[Data records]
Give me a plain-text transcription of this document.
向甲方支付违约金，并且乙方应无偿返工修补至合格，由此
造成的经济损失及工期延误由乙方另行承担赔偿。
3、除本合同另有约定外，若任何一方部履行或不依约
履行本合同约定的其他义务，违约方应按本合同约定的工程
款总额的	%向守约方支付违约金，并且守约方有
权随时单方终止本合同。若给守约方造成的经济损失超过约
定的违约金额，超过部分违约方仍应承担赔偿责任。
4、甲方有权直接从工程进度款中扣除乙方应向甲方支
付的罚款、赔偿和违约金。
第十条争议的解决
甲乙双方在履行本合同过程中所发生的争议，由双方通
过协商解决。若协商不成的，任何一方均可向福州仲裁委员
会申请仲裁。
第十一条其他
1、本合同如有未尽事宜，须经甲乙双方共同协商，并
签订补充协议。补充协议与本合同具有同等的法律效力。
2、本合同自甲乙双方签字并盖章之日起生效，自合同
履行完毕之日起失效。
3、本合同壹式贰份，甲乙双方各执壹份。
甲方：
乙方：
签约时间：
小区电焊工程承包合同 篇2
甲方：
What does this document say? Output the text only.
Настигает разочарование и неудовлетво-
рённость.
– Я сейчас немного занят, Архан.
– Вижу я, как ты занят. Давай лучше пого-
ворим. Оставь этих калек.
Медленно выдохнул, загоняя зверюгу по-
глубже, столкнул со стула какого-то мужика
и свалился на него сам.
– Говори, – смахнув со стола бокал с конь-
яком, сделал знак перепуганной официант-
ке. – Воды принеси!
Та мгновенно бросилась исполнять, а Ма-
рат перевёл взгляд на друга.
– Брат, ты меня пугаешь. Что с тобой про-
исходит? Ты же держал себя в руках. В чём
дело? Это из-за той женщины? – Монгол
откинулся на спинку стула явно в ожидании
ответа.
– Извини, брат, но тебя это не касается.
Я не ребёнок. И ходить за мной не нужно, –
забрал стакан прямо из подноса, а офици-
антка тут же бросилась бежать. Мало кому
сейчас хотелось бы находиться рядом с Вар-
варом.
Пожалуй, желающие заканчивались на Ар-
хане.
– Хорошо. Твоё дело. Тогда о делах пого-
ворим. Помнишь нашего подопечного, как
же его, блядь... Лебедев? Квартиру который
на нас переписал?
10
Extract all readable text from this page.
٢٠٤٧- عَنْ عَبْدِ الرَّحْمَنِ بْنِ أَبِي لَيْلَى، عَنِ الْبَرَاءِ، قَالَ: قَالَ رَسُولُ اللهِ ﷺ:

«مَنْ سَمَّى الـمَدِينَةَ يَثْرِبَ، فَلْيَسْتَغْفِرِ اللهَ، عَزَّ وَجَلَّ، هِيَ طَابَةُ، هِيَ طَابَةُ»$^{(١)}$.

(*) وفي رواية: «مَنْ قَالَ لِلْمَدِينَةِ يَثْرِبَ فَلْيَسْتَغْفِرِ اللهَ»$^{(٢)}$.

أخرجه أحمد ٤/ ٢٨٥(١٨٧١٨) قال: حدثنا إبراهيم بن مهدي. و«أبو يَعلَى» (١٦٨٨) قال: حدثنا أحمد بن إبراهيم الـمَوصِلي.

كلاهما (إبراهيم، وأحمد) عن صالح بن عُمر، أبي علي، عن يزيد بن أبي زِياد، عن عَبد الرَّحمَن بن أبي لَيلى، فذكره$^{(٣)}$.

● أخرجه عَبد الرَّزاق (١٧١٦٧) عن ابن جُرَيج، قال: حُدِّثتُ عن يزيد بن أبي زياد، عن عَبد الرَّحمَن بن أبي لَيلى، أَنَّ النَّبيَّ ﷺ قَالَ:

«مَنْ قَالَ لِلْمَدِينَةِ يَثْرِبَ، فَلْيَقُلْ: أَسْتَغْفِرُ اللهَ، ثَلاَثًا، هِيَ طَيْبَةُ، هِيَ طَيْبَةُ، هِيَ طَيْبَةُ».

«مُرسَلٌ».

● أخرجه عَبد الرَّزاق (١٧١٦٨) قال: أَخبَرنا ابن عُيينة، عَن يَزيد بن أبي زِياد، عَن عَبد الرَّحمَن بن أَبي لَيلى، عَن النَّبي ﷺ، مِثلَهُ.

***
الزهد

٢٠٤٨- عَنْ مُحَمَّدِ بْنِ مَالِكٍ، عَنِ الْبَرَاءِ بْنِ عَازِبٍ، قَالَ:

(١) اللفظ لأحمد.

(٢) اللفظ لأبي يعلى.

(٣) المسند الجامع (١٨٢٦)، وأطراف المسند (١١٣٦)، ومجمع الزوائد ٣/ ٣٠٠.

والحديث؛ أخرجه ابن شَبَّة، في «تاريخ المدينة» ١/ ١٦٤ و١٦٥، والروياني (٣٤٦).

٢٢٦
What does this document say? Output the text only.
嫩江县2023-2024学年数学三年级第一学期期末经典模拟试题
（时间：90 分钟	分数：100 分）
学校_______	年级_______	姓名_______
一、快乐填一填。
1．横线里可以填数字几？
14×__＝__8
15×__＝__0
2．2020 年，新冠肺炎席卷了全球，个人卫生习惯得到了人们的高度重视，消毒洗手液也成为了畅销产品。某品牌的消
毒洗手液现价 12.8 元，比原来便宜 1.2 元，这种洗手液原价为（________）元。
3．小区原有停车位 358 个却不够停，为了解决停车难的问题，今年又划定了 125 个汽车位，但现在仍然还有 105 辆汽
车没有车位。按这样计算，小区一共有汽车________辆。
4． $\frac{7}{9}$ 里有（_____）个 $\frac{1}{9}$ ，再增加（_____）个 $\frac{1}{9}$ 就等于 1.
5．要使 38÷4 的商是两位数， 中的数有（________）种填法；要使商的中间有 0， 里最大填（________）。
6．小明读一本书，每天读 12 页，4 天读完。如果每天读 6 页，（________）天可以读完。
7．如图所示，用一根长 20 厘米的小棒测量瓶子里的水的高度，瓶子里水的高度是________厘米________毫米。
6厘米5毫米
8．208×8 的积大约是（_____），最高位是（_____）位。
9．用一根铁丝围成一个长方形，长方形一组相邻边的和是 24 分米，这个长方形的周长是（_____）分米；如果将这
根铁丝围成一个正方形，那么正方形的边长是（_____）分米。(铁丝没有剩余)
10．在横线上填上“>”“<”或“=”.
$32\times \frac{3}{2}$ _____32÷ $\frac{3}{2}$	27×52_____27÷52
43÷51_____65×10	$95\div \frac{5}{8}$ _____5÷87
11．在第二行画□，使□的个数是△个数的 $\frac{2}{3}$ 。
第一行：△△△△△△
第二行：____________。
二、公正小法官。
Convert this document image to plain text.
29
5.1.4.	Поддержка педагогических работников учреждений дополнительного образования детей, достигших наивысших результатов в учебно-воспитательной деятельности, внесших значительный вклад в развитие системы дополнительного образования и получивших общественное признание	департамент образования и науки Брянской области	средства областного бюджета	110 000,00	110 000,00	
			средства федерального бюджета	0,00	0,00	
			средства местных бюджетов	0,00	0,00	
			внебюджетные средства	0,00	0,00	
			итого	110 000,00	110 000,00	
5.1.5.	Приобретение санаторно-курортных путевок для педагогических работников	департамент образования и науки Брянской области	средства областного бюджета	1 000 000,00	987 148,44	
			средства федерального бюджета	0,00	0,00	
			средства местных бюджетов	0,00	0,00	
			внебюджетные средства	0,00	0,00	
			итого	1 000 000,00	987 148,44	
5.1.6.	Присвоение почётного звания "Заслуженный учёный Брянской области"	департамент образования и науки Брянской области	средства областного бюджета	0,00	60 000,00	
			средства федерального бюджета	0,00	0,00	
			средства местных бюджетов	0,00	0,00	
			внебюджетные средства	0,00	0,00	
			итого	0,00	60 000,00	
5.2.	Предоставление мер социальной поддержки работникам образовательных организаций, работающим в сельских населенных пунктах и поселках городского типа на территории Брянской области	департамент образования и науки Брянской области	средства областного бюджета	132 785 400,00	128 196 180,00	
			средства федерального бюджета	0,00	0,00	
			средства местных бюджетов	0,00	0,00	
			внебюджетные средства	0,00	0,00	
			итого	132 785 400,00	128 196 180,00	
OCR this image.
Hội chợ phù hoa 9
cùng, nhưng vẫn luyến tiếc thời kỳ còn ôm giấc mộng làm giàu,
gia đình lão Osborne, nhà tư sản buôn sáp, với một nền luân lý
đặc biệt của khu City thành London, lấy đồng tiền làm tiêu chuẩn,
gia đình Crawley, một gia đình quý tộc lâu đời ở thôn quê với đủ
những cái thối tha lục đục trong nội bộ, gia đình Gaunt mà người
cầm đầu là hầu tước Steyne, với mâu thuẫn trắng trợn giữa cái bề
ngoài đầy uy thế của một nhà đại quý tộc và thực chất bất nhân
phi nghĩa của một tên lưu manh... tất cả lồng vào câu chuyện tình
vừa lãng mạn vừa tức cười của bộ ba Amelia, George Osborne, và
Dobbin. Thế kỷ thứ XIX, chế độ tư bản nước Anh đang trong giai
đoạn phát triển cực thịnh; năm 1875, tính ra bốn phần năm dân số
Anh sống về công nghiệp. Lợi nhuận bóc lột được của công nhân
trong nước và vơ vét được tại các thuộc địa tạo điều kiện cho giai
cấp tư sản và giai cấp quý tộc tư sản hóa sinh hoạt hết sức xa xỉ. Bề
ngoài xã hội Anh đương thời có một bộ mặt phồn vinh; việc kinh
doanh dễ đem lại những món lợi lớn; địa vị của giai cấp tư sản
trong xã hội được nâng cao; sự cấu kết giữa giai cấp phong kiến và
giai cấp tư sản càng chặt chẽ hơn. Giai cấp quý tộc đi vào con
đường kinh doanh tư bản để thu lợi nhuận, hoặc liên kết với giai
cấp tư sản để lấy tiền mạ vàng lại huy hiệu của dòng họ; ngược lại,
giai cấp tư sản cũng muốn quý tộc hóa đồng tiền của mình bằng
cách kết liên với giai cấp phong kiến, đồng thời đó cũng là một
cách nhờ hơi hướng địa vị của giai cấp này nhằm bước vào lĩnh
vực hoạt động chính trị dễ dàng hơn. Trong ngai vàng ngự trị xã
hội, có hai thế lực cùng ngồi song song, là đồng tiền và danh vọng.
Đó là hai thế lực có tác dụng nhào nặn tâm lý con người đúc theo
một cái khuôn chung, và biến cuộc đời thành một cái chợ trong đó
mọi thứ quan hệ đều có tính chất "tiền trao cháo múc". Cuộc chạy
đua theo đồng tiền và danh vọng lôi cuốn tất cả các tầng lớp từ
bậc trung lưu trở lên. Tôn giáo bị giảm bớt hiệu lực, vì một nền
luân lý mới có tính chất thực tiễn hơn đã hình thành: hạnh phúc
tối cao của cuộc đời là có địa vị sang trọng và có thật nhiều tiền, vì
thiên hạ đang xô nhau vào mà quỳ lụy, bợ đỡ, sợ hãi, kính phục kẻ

» Exercise description: Among the entries above, identify all lines with "đình" and copy them.

» Solution:
gia đình lão Osborne, nhà tư sản buôn sáp, với một nền luân lý
gia đình Crawley, một gia đình quý tộc lâu đời ở thôn quê với đủ
những cái thối tha lục đục trong nội bộ, gia đình Gaunt mà người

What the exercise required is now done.